#### RECORDED INFORMATION
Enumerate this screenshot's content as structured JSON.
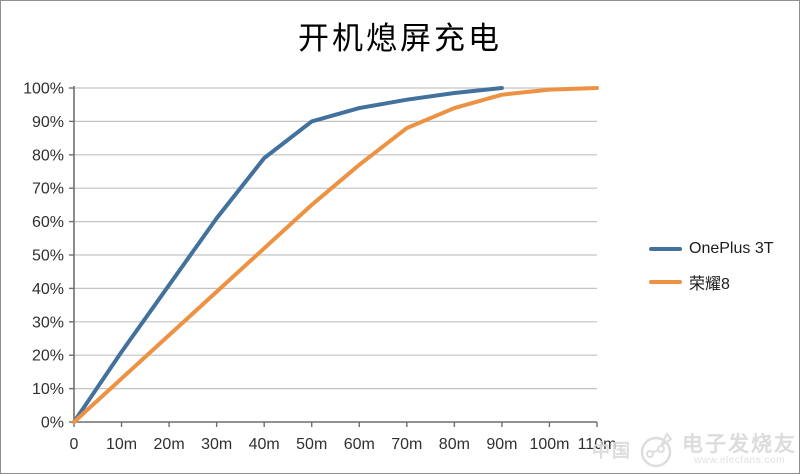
{
  "chart_data": {
    "type": "line",
    "title": "开机熄屏充电",
    "categories": [
      "0",
      "10m",
      "20m",
      "30m",
      "40m",
      "50m",
      "60m",
      "70m",
      "80m",
      "90m",
      "100m",
      "110m"
    ],
    "xlabel": "",
    "ylabel": "",
    "ylim": [
      0,
      100
    ],
    "grid": true,
    "legend_position": "right",
    "yticks": [
      {
        "value": 0,
        "label": "0%"
      },
      {
        "value": 10,
        "label": "10%"
      },
      {
        "value": 20,
        "label": "20%"
      },
      {
        "value": 30,
        "label": "30%"
      },
      {
        "value": 40,
        "label": "40%"
      },
      {
        "value": 50,
        "label": "50%"
      },
      {
        "value": 60,
        "label": "60%"
      },
      {
        "value": 70,
        "label": "70%"
      },
      {
        "value": 80,
        "label": "80%"
      },
      {
        "value": 90,
        "label": "90%"
      },
      {
        "value": 100,
        "label": "100%"
      }
    ],
    "series": [
      {
        "id": "oneplus-3t",
        "name": "OnePlus 3T",
        "color": "#41719C",
        "values": [
          0,
          21,
          41,
          61,
          79,
          90,
          94,
          96.5,
          98.5,
          100,
          null,
          null
        ]
      },
      {
        "id": "honor-8",
        "name": "荣耀8",
        "color": "#EC9242",
        "values": [
          0,
          13,
          26,
          39,
          52,
          65,
          77,
          88,
          94,
          98,
          99.5,
          100
        ]
      }
    ],
    "colors": {
      "gridline": "#C3C3C3",
      "axis": "#6F6F6F",
      "tick_label": "#303030"
    }
  },
  "watermark": {
    "prefix": "中国",
    "brand": "电子发烧友",
    "url": "www.elecfans.com"
  }
}
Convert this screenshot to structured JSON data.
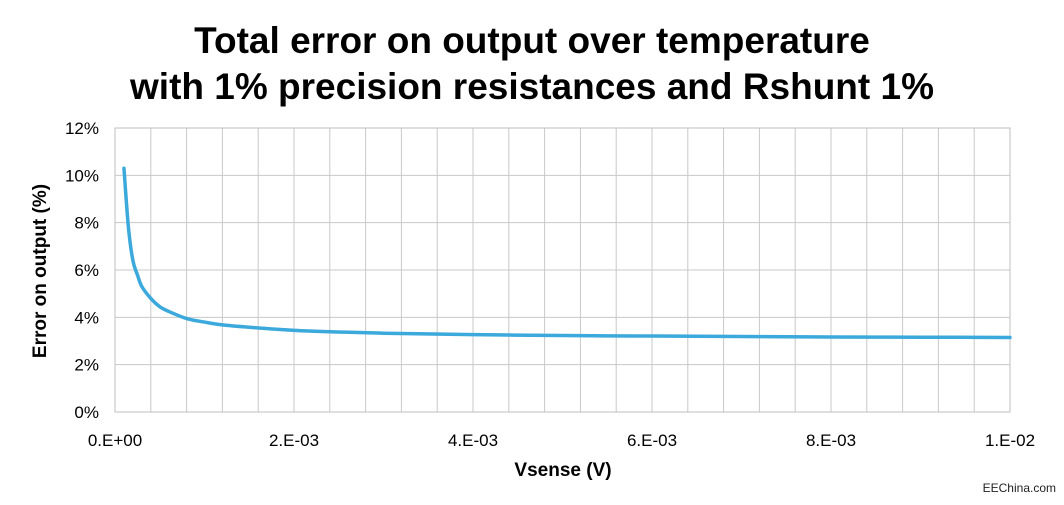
{
  "chart_data": {
    "type": "line",
    "title_lines": [
      "Total error on output over temperature",
      "with 1% precision resistances and Rshunt 1%"
    ],
    "xlabel": "Vsense (V)",
    "ylabel": "Error on output (%)",
    "xlim": [
      0,
      0.01
    ],
    "ylim": [
      0,
      12
    ],
    "x_ticks": [
      0,
      0.002,
      0.004,
      0.006,
      0.008,
      0.01
    ],
    "x_tick_labels": [
      "0.E+00",
      "2.E-03",
      "4.E-03",
      "6.E-03",
      "8.E-03",
      "1.E-02"
    ],
    "y_ticks": [
      0,
      2,
      4,
      6,
      8,
      10,
      12
    ],
    "y_tick_labels": [
      "0%",
      "2%",
      "4%",
      "6%",
      "8%",
      "10%",
      "12%"
    ],
    "grid": true,
    "x_minor_grid_step": 0.0004,
    "series": [
      {
        "color": "#3BA9DB",
        "x": [
          0.0001,
          0.00015,
          0.0002,
          0.00025,
          0.0003,
          0.0004,
          0.0005,
          0.0006,
          0.0008,
          0.001,
          0.0012,
          0.0015,
          0.002,
          0.0025,
          0.003,
          0.004,
          0.005,
          0.006,
          0.007,
          0.008,
          0.009,
          0.01
        ],
        "y": [
          10.3,
          7.8,
          6.4,
          5.8,
          5.3,
          4.8,
          4.45,
          4.25,
          3.95,
          3.8,
          3.68,
          3.58,
          3.45,
          3.38,
          3.33,
          3.27,
          3.23,
          3.21,
          3.19,
          3.17,
          3.16,
          3.15
        ]
      }
    ]
  },
  "watermark": "EEChina.com"
}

#### EXERCISE PROMPT
Collect the lines that hold "output".

#### SOLUTION TO THIS TASK
      "Total error on output over temperature",
    "ylabel": "Error on output (%)",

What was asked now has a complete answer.